TASK TO COMPLETE | It is required that all of the data be written out exactly.

STORED ROWS |

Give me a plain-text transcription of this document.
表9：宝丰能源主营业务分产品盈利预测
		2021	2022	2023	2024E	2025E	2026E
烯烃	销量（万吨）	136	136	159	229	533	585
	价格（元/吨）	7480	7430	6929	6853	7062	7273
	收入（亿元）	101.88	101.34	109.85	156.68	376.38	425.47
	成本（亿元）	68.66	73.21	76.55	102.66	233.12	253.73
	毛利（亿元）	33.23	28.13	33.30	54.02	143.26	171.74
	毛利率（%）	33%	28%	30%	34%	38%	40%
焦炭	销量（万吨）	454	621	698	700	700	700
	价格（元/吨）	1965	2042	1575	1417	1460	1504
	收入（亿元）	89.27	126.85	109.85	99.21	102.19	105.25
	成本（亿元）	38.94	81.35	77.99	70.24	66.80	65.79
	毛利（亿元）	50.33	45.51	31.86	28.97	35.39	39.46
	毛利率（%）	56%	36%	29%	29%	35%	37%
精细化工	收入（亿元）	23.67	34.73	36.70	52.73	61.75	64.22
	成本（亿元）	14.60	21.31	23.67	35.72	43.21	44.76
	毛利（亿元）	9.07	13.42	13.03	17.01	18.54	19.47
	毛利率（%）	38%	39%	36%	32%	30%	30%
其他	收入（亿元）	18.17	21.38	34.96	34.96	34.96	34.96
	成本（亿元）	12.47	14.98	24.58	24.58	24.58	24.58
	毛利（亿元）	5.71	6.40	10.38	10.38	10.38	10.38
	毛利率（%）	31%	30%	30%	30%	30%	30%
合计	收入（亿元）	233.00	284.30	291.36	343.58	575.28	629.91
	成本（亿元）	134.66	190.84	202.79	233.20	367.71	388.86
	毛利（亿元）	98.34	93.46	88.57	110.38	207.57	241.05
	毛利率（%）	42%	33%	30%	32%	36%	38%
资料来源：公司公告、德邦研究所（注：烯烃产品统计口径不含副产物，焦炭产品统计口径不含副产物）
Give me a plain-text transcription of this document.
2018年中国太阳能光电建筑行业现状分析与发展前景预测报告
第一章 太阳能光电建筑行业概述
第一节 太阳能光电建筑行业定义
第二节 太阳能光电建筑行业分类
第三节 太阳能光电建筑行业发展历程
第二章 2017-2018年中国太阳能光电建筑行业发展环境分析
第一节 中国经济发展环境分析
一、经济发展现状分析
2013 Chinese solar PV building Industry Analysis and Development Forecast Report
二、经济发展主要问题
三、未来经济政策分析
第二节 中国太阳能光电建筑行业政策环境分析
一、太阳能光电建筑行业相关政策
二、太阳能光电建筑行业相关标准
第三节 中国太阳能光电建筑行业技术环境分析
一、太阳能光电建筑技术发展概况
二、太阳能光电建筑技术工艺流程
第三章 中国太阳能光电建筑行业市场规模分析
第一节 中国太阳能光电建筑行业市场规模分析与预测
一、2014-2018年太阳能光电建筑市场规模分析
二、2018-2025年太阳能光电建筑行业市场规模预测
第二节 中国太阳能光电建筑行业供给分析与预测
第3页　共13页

TASK OUTPUT |
Give me a plain-text transcription of this document.
表9：宝丰能源主营业务分产品盈利预测
		2021	2022	2023	2024E	2025E	2026E
烯烃	销量（万吨）	136	136	159	229	533	585
	价格（元/吨）	7480	7430	6929	6853	7062	7273
	收入（亿元）	101.88	101.34	109.85	156.68	376.38	425.47
	成本（亿元）	68.66	73.21	76.55	102.66	233.12	253.73
	毛利（亿元）	33.23	28.13	33.30	54.02	143.26	171.74
	毛利率（%）	33%	28%	30%	34%	38%	40%
焦炭	销量（万吨）	454	621	698	700	700	700
	价格（元/吨）	1965	2042	1575	1417	1460	1504
	收入（亿元）	89.27	126.85	109.85	99.21	102.19	105.25
	成本（亿元）	38.94	81.35	77.99	70.24	66.80	65.79
	毛利（亿元）	50.33	45.51	31.86	28.97	35.39	39.46
	毛利率（%）	56%	36%	29%	29%	35%	37%
精细化工	收入（亿元）	23.67	34.73	36.70	52.73	61.75	64.22
	成本（亿元）	14.60	21.31	23.67	35.72	43.21	44.76
	毛利（亿元）	9.07	13.42	13.03	17.01	18.54	19.47
	毛利率（%）	38%	39%	36%	32%	30%	30%
其他	收入（亿元）	18.17	21.38	34.96	34.96	34.96	34.96
	成本（亿元）	12.47	14.98	24.58	24.58	24.58	24.58
	毛利（亿元）	5.71	6.40	10.38	10.38	10.38	10.38
	毛利率（%）	31%	30%	30%	30%	30%	30%
合计	收入（亿元）	233.00	284.30	291.36	343.58	575.28	629.91
	成本（亿元）	134.66	190.84	202.79	233.20	367.71	388.86
	毛利（亿元）	98.34	93.46	88.57	110.38	207.57	241.05
	毛利率（%）	42%	33%	30%	32%	36%	38%
资料来源：公司公告、德邦研究所（注：烯烃产品统计口径不含副产物，焦炭产品统计口径不含副产物）
Give me a plain-text transcription of this document.
2018年中国太阳能光电建筑行业现状分析与发展前景预测报告
第一章 太阳能光电建筑行业概述
第一节 太阳能光电建筑行业定义
第二节 太阳能光电建筑行业分类
第三节 太阳能光电建筑行业发展历程
第二章 2017-2018年中国太阳能光电建筑行业发展环境分析
第一节 中国经济发展环境分析
一、经济发展现状分析
2013 Chinese solar PV building Industry Analysis and Development Forecast Report
二、经济发展主要问题
三、未来经济政策分析
第二节 中国太阳能光电建筑行业政策环境分析
一、太阳能光电建筑行业相关政策
二、太阳能光电建筑行业相关标准
第三节 中国太阳能光电建筑行业技术环境分析
一、太阳能光电建筑技术发展概况
二、太阳能光电建筑技术工艺流程
第三章 中国太阳能光电建筑行业市场规模分析
第一节 中国太阳能光电建筑行业市场规模分析与预测
一、2014-2018年太阳能光电建筑市场规模分析
二、2018-2025年太阳能光电建筑行业市场规模预测
第二节 中国太阳能光电建筑行业供给分析与预测
第3页　共13页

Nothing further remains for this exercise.